start Raw data
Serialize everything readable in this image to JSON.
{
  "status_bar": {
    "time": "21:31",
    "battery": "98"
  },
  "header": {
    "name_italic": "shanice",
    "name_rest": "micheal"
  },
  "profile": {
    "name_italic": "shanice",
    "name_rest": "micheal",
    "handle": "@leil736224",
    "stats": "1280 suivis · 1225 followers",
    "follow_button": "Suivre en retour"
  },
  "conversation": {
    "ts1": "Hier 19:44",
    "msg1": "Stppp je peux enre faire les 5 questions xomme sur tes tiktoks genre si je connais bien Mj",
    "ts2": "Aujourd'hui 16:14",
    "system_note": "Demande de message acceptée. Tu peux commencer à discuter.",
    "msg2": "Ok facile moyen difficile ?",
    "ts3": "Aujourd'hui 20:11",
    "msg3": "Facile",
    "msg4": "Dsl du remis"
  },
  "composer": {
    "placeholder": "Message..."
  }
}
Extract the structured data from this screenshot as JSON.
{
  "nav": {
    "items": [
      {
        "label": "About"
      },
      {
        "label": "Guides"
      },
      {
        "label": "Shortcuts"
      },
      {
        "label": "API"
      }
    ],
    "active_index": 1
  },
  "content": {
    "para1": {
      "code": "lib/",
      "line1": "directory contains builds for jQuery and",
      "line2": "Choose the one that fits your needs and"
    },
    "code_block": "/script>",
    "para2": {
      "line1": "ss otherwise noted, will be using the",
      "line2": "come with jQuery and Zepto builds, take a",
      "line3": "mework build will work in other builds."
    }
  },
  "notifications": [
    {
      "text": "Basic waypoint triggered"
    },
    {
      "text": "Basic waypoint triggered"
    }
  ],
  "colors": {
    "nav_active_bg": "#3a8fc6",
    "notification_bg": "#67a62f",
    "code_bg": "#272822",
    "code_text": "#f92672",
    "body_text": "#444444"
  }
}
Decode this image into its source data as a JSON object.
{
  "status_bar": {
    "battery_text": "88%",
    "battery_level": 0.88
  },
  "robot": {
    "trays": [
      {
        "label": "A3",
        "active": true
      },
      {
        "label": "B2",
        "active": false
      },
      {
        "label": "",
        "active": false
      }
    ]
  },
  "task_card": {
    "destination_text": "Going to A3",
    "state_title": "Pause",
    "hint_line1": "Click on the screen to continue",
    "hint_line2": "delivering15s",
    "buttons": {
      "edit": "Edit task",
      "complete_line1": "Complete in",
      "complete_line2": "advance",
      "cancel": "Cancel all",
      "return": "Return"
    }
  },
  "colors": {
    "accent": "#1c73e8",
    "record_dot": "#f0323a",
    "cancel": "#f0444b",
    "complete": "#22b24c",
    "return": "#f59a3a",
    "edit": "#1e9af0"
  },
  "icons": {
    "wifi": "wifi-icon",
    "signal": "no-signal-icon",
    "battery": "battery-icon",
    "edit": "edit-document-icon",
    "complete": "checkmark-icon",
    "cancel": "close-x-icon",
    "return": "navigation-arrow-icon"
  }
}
end Raw data
# What the task asks
Using the records above, list each line that includes "builds".

# Exercise output
      "line1": "directory contains builds for jQuery and",
      "line2": "come with jQuery and Zepto builds, take a",
      "line3": "mework build will work in other builds."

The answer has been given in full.